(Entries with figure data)
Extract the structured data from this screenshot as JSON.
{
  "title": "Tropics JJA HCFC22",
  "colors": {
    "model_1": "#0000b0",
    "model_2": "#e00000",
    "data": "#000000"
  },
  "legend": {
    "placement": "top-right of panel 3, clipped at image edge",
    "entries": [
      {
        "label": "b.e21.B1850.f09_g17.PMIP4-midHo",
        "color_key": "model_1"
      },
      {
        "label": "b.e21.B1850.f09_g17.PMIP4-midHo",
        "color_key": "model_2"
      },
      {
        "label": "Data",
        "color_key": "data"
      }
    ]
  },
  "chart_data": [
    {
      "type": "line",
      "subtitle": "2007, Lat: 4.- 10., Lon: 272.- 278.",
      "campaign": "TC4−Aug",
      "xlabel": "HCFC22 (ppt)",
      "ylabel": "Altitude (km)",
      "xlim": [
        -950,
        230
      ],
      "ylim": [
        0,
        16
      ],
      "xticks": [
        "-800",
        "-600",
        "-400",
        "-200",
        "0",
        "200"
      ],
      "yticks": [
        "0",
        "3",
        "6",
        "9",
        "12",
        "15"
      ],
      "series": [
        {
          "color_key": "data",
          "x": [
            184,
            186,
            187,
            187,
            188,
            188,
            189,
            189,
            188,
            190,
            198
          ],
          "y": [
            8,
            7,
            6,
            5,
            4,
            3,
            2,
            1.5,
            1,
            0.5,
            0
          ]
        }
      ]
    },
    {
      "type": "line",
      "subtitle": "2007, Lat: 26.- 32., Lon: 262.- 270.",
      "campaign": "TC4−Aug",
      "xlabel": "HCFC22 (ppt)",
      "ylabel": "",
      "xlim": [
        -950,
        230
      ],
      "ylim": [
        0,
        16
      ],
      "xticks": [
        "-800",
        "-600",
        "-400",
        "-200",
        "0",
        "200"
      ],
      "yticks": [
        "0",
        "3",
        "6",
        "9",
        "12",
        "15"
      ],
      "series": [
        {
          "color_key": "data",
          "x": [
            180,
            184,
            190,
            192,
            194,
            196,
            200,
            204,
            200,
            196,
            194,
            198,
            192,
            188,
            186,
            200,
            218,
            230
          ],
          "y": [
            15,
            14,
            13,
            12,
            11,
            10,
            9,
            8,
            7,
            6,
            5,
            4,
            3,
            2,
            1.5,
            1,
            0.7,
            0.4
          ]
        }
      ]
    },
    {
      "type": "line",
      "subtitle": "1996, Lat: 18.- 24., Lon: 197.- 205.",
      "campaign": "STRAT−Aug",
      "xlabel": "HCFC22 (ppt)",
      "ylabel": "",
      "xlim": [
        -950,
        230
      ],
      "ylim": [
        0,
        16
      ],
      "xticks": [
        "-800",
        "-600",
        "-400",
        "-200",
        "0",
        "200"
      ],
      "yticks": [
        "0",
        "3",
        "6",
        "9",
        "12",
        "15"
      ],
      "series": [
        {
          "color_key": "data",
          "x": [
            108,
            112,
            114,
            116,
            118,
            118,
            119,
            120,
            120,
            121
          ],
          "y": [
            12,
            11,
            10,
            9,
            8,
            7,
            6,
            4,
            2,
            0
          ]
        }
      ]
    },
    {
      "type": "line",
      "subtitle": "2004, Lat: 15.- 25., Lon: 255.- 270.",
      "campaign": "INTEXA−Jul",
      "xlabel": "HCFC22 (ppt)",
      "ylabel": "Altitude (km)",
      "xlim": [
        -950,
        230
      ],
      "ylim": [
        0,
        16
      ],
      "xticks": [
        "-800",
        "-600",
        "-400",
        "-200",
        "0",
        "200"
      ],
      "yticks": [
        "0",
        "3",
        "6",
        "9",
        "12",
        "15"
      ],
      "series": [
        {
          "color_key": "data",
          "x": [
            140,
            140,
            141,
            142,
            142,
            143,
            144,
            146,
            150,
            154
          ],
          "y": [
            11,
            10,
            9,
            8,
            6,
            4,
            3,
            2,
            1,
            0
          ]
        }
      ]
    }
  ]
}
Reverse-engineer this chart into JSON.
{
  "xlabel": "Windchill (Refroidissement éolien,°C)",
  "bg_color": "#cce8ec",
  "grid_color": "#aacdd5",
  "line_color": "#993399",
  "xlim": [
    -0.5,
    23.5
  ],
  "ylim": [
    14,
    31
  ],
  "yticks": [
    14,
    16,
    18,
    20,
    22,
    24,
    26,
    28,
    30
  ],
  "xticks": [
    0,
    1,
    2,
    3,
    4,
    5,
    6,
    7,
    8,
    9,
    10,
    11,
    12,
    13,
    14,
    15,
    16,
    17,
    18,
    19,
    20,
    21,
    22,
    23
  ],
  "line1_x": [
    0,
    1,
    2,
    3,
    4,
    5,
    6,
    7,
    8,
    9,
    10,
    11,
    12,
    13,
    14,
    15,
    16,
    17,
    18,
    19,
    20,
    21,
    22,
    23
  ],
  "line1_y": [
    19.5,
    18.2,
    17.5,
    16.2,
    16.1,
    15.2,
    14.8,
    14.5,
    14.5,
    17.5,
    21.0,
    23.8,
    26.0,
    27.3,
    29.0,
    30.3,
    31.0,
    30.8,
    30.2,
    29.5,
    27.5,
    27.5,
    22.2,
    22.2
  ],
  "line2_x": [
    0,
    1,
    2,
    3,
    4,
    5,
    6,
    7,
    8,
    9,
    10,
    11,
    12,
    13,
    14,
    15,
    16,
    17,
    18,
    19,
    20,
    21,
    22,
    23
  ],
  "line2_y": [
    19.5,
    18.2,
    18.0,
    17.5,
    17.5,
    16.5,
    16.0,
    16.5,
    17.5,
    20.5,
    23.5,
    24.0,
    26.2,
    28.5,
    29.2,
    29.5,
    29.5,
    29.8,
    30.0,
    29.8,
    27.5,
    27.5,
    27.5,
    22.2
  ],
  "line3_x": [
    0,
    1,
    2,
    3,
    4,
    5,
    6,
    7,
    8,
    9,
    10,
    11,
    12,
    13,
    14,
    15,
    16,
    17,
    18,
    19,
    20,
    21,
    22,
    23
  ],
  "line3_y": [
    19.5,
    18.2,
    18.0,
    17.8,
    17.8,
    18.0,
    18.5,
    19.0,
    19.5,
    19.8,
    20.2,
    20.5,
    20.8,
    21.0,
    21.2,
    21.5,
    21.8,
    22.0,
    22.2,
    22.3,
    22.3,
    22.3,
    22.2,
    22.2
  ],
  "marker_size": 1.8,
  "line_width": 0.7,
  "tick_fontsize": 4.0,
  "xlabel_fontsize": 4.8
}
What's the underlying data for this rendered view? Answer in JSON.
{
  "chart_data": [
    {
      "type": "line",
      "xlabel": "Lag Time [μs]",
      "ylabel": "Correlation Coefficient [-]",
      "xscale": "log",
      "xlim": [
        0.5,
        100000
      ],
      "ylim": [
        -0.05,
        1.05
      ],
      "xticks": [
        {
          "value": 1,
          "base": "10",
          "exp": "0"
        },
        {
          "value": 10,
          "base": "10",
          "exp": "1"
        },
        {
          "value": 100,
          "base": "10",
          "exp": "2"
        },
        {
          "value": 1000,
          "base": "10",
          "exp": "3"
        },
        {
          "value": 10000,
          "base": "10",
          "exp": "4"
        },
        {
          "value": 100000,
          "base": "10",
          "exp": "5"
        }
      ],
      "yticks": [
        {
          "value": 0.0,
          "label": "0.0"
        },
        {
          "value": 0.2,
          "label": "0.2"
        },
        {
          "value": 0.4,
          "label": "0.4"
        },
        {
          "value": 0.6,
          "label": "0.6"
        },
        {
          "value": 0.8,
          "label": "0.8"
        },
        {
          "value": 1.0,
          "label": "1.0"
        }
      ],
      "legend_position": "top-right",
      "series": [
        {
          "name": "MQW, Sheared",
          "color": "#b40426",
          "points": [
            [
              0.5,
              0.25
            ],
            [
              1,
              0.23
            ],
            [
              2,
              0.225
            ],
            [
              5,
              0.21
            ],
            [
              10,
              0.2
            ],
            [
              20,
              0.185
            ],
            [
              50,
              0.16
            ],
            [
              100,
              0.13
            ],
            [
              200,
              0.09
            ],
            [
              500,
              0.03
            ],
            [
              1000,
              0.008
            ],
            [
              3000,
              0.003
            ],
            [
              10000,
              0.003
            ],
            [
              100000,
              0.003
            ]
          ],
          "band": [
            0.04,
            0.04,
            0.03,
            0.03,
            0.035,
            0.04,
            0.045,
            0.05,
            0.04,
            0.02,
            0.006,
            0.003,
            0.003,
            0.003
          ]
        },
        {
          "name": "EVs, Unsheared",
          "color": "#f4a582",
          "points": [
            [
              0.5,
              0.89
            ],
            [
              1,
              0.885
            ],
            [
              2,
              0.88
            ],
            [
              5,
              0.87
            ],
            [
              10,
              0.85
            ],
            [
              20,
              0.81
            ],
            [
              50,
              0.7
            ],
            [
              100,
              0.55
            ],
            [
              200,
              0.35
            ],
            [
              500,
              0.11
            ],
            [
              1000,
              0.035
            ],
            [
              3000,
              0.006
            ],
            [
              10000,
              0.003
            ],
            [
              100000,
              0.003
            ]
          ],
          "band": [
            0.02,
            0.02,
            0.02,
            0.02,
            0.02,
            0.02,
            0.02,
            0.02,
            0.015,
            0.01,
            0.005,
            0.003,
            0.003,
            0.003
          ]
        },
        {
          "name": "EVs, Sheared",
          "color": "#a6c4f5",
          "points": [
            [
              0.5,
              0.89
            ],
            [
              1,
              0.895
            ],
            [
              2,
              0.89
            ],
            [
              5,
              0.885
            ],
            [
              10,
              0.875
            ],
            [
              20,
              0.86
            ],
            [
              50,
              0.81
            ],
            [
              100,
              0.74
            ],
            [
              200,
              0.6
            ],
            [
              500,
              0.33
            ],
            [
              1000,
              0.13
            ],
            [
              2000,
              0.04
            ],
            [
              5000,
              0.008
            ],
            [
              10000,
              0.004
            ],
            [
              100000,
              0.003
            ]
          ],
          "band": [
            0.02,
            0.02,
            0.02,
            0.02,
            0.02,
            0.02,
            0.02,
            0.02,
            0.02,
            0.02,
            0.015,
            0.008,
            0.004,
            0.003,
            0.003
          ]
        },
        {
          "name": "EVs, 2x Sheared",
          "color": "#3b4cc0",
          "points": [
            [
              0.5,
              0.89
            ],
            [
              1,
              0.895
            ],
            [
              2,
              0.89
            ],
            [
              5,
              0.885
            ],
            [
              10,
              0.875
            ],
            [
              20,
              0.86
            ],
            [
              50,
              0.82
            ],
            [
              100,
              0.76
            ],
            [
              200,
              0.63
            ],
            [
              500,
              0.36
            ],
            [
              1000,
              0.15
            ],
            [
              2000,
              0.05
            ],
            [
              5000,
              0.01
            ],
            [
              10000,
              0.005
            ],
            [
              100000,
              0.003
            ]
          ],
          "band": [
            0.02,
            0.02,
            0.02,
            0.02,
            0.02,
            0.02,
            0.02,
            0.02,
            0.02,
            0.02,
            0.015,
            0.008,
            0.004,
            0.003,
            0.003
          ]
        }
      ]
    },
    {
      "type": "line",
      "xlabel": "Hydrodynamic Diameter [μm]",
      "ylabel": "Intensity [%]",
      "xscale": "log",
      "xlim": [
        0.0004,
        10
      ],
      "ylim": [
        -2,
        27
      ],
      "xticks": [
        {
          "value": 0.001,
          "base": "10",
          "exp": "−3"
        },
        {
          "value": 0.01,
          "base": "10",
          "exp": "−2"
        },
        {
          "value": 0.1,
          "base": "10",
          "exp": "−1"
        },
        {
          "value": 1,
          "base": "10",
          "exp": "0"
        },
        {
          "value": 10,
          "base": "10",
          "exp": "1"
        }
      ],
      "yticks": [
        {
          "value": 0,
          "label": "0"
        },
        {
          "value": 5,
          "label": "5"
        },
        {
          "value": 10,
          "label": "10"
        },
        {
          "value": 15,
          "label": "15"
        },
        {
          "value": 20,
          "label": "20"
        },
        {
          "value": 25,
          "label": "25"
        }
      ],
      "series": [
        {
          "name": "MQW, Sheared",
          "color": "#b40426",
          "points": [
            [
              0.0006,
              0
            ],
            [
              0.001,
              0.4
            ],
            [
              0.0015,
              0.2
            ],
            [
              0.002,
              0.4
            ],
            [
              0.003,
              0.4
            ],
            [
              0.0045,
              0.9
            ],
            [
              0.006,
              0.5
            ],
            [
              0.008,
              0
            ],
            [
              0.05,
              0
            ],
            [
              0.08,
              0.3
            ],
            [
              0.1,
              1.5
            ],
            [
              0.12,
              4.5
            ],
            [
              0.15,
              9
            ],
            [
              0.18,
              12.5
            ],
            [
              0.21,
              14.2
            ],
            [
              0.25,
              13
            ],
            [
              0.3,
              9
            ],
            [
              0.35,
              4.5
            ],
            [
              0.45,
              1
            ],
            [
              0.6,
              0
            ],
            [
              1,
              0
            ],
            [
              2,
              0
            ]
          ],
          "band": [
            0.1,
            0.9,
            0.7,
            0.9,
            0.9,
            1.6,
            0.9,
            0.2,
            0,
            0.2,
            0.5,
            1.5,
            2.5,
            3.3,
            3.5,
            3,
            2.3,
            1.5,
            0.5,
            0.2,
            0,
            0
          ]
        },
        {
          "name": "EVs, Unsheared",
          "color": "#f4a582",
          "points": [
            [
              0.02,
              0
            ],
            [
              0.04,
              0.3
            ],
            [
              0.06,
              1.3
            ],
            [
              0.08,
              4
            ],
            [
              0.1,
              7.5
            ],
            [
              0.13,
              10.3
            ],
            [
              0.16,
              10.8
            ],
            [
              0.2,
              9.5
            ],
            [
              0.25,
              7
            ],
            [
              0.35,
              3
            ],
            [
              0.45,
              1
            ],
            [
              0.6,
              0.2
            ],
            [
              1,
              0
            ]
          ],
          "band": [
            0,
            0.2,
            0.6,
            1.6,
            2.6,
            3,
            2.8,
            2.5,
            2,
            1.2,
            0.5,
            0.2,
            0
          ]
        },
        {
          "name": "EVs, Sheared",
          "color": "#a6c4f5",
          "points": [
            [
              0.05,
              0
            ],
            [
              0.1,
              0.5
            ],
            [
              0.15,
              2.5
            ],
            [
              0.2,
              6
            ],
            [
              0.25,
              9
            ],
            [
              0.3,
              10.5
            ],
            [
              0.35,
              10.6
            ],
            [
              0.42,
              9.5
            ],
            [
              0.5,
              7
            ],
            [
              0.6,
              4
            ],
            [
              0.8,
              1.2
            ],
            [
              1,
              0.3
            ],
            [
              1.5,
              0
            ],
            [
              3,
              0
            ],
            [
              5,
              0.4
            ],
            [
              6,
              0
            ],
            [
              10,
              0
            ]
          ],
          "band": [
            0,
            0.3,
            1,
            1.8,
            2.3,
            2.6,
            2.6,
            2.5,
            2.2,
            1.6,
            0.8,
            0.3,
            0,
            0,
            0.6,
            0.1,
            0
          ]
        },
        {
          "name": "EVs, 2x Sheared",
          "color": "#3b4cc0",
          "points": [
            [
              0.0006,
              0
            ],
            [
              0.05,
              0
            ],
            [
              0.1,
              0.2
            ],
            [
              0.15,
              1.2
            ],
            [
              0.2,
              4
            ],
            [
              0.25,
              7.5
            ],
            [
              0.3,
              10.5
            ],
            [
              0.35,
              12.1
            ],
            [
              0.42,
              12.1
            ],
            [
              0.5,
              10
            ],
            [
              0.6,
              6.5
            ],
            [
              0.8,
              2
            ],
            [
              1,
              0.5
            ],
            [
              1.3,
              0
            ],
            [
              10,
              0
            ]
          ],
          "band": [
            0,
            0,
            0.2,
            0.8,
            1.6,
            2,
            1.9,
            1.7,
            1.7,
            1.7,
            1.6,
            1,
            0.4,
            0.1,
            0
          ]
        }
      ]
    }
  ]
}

EXERCISE REQUIREMENTS ▸
Working from the listing above, pick out every line that has "subtitle" and copy it.

ANSWER FOR THE TASK ▸
      "subtitle": "2007, Lat: 4.- 10., Lon: 272.- 278.",
      "subtitle": "2007, Lat: 26.- 32., Lon: 262.- 270.",
      "subtitle": "1996, Lat: 18.- 24., Lon: 197.- 205.",
      "subtitle": "2004, Lat: 15.- 25., Lon: 255.- 270.",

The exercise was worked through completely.